>> start ENTRIES SUPPLIED

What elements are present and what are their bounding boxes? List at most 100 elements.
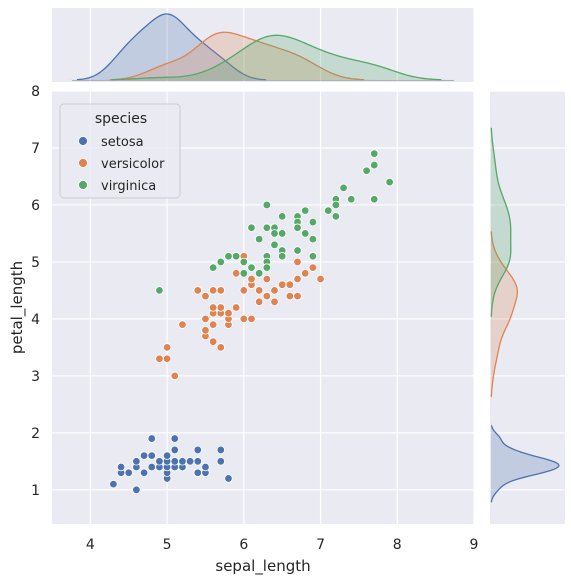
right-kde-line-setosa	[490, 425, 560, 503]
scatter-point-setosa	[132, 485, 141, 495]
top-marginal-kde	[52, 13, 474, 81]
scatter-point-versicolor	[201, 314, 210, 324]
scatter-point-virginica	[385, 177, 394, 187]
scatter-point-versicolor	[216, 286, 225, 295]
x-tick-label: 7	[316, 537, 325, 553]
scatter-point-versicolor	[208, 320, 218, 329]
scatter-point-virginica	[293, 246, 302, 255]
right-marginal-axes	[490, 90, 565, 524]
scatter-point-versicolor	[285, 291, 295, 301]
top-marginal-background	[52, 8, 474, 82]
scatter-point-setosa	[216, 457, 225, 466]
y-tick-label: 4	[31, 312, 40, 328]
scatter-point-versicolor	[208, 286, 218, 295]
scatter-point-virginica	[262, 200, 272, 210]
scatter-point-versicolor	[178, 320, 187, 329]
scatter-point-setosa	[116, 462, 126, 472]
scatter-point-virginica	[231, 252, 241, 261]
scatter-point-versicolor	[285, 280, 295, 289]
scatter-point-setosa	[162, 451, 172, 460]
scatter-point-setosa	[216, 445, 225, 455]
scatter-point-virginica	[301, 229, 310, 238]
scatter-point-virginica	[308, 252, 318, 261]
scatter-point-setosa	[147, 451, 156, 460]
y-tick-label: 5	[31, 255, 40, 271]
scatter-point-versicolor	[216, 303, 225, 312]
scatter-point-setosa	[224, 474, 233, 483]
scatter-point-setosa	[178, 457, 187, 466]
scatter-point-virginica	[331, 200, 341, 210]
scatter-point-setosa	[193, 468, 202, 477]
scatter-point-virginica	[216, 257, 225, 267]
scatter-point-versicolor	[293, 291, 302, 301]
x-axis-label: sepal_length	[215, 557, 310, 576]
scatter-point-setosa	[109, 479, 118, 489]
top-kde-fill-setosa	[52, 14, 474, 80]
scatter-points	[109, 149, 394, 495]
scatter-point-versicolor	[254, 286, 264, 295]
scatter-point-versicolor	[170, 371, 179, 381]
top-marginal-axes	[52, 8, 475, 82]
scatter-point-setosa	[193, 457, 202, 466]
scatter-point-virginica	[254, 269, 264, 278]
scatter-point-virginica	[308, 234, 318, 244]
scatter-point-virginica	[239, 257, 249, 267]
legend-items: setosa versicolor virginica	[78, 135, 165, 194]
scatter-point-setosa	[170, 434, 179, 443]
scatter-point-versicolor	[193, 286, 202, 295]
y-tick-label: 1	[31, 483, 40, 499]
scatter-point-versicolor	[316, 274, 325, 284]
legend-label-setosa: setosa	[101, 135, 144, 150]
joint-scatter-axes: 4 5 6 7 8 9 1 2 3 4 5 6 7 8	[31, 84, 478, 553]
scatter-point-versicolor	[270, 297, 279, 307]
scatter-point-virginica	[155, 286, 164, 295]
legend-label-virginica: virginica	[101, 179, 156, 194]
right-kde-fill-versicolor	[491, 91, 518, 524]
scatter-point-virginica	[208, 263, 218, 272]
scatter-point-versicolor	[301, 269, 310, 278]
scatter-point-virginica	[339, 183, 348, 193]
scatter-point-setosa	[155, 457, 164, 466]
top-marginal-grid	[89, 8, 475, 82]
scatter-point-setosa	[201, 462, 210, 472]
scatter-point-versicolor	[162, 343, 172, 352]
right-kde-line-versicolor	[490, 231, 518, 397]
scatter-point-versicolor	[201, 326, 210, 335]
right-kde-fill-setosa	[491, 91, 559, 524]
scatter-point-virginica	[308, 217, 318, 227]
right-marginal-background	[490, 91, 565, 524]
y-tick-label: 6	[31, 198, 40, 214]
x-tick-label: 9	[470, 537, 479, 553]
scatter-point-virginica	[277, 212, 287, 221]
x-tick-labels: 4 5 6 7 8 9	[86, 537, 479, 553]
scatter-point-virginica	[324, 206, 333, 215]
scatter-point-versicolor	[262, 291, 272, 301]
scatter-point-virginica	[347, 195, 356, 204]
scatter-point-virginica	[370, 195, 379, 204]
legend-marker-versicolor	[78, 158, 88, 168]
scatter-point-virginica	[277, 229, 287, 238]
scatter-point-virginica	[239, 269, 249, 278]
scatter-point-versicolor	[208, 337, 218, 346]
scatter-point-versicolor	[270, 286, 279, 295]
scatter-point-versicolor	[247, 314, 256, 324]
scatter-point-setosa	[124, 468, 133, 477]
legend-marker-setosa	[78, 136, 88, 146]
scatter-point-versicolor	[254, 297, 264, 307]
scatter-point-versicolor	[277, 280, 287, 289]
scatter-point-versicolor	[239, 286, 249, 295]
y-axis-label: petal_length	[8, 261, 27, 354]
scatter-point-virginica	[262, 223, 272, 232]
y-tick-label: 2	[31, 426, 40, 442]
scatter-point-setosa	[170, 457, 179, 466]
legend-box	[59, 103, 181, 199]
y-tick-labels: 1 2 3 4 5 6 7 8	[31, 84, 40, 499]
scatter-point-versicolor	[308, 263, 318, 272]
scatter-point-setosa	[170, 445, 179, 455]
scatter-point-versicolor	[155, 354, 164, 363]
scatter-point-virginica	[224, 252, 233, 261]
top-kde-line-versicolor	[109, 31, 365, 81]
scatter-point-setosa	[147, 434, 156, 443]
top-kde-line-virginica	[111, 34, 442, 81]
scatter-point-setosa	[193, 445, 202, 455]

>> end ENTRIES SUPPLIED
>> start ENTRIES SUPPLIED

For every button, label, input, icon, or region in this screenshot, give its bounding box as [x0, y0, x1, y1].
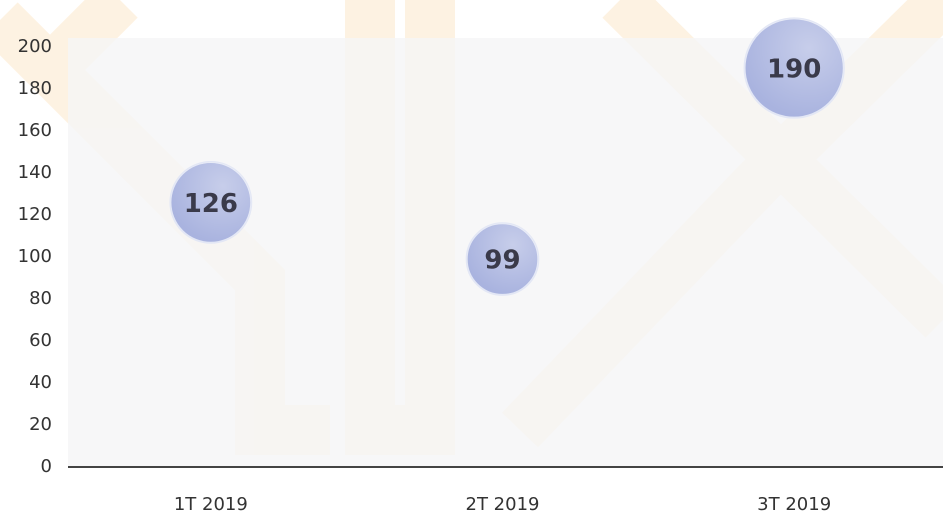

>> end ENTRIES SUPPLIED

### EXERCISE INSTRUCTIONS:
Please rewrite everything from the line containing "What elements are" down to the line containing "451, 172, 460]", substituting "scatter-dot" for every "scatter-point" and keeping all else unchanged. Omit the pictures from your answer.

### RESPONSE FOR THIS EXERCISE:
What elements are present and what are their bounding boxes? List at most 100 elements.
right-kde-line-setosa	[490, 425, 560, 503]
scatter-dot-setosa	[132, 485, 141, 495]
top-marginal-kde	[52, 13, 474, 81]
scatter-dot-versicolor	[201, 314, 210, 324]
scatter-dot-virginica	[385, 177, 394, 187]
scatter-dot-versicolor	[216, 286, 225, 295]
x-tick-label: 7	[316, 537, 325, 553]
scatter-dot-versicolor	[208, 320, 218, 329]
scatter-dot-virginica	[293, 246, 302, 255]
right-marginal-axes	[490, 90, 565, 524]
scatter-dot-versicolor	[285, 291, 295, 301]
top-marginal-background	[52, 8, 474, 82]
scatter-dot-setosa	[216, 457, 225, 466]
y-tick-label: 4	[31, 312, 40, 328]
scatter-dot-versicolor	[208, 286, 218, 295]
scatter-dot-virginica	[262, 200, 272, 210]
scatter-dot-versicolor	[178, 320, 187, 329]
scatter-dot-setosa	[116, 462, 126, 472]
scatter-dot-virginica	[231, 252, 241, 261]
scatter-dot-versicolor	[285, 280, 295, 289]
scatter-dot-setosa	[162, 451, 172, 460]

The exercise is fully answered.